Find the word "commerciali" in the listing; pull out each line holding it.

[Dataset items]
** START **

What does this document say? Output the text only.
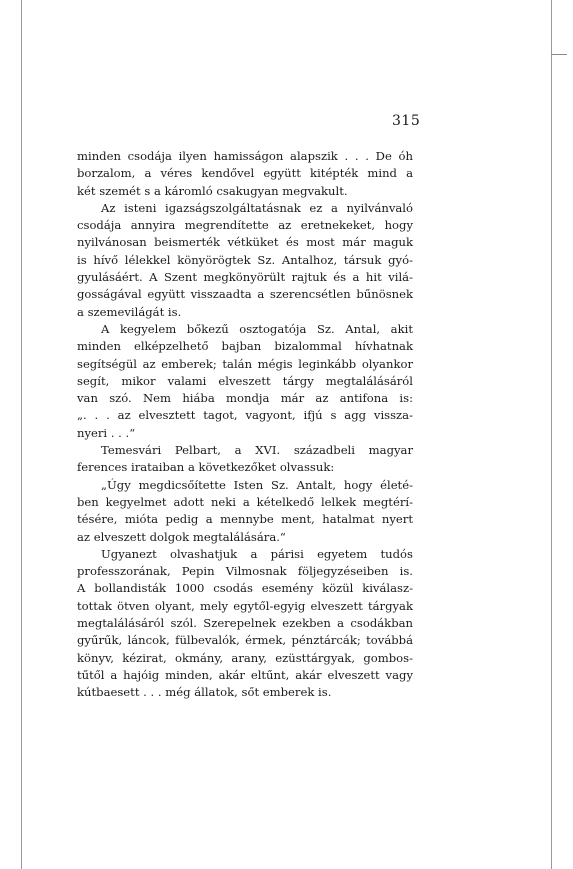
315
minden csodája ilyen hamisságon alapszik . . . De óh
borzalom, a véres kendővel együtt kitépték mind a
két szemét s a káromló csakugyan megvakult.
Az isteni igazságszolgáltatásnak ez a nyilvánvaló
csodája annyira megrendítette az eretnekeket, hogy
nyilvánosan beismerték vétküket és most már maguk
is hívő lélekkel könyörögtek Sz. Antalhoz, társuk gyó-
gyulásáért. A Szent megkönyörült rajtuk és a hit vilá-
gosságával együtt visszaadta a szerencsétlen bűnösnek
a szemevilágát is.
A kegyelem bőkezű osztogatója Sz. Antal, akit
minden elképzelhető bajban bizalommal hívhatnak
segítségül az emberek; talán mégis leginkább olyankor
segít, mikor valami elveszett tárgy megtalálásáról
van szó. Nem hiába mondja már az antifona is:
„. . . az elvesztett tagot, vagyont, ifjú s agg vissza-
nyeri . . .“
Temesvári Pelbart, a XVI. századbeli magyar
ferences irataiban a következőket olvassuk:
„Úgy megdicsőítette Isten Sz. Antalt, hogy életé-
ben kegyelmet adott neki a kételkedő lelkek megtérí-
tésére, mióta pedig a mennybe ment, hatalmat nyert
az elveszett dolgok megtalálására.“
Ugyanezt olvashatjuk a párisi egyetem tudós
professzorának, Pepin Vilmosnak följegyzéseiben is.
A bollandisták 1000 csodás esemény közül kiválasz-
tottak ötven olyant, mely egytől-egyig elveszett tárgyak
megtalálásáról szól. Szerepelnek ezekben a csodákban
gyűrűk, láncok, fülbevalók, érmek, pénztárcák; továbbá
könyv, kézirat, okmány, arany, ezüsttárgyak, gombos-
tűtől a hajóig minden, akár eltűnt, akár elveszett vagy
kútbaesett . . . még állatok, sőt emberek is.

** END **
** START **

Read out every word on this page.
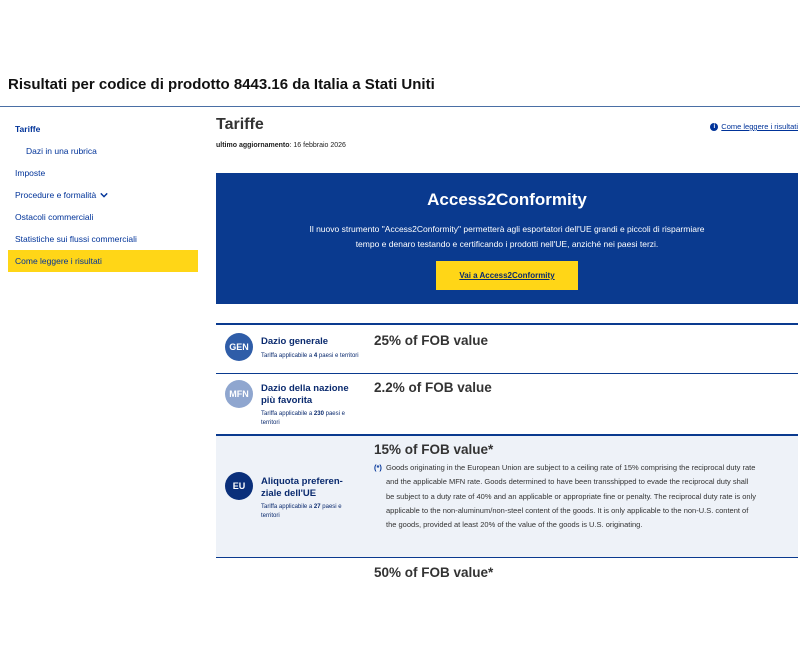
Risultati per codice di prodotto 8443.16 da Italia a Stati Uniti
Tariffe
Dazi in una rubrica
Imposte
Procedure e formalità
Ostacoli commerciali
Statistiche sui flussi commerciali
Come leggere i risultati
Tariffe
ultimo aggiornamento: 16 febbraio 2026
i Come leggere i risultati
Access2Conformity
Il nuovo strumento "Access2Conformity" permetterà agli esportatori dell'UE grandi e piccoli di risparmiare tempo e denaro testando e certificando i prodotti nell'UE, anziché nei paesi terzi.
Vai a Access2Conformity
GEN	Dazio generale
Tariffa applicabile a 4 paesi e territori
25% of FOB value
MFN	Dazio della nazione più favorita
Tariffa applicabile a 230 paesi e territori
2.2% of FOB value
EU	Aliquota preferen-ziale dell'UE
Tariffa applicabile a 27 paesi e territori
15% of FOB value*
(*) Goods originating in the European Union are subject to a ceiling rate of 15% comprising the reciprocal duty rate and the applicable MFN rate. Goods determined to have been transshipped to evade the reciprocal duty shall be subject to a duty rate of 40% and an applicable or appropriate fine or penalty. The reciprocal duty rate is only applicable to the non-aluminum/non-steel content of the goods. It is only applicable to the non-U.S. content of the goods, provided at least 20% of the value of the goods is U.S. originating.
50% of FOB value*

** END **

__Final result__
Ostacoli commerciali
Statistiche sui flussi commerciali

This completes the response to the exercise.